Short problem
Copy out, from the entries below, each line holding the string "Responsibility".

[Extracted data entries]
_ _ _

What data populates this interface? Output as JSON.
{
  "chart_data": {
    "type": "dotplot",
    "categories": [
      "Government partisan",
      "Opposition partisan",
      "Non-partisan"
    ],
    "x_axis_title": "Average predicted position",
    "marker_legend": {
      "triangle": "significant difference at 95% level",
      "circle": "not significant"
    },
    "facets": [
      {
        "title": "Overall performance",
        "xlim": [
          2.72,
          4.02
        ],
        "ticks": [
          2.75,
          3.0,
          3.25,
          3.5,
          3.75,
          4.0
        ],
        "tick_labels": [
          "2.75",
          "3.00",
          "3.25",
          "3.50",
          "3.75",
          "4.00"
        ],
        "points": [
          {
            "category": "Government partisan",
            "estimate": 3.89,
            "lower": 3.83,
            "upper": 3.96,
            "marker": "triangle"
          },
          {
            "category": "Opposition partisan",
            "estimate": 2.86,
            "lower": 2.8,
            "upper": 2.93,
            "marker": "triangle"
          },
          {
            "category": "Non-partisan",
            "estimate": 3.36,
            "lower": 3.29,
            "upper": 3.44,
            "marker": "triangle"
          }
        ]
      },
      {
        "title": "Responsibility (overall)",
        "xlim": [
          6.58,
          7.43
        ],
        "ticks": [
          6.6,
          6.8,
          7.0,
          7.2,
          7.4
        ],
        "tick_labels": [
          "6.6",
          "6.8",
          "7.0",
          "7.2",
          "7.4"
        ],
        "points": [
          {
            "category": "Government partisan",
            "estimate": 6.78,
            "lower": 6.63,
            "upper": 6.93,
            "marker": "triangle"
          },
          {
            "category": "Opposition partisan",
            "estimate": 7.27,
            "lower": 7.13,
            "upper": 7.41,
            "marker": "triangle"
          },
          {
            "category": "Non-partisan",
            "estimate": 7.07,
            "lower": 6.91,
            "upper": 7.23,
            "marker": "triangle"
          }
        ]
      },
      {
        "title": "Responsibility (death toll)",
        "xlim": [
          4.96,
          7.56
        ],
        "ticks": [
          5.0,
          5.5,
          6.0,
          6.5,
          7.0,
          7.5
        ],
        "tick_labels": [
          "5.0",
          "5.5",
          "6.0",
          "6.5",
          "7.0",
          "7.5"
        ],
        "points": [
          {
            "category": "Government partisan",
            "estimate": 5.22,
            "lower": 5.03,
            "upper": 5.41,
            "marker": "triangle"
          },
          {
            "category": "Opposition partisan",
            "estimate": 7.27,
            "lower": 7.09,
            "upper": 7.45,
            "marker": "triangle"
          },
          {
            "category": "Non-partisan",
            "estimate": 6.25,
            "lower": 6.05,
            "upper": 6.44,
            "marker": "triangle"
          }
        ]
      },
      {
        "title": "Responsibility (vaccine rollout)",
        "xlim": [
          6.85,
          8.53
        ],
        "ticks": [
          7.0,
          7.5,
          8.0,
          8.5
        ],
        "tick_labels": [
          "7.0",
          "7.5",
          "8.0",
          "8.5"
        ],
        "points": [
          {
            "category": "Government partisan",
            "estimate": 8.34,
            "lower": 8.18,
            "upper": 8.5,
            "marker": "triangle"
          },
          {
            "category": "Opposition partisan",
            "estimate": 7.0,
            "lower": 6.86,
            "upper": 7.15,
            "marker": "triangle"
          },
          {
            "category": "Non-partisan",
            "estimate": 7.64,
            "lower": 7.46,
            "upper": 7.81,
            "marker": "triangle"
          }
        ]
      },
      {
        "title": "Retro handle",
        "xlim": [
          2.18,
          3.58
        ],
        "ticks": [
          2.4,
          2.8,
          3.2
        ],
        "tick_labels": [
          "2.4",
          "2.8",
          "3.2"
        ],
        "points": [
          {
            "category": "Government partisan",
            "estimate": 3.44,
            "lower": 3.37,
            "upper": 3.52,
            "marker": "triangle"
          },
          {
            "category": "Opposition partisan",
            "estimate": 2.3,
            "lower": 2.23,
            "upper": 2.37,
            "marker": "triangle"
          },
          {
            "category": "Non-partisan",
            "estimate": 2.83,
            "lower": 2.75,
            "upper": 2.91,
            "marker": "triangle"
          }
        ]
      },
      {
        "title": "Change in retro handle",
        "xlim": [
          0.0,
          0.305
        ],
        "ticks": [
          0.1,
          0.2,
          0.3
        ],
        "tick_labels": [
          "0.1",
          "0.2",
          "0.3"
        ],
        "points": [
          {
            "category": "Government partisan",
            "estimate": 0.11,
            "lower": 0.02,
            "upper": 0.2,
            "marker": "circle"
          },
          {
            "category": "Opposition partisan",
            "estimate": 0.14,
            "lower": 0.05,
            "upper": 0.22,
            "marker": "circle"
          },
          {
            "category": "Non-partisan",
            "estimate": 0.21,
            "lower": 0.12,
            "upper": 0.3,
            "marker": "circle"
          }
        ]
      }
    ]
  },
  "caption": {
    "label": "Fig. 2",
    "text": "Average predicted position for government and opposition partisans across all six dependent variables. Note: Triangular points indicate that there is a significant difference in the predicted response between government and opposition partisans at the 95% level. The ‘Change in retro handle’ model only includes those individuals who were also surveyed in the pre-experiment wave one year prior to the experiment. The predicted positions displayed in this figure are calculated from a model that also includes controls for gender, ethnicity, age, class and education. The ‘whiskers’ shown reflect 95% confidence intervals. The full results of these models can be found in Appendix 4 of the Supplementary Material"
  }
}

_ _ _

Completed task
        "title": "Responsibility (overall)",
        "title": "Responsibility (death toll)",
        "title": "Responsibility (vaccine rollout)",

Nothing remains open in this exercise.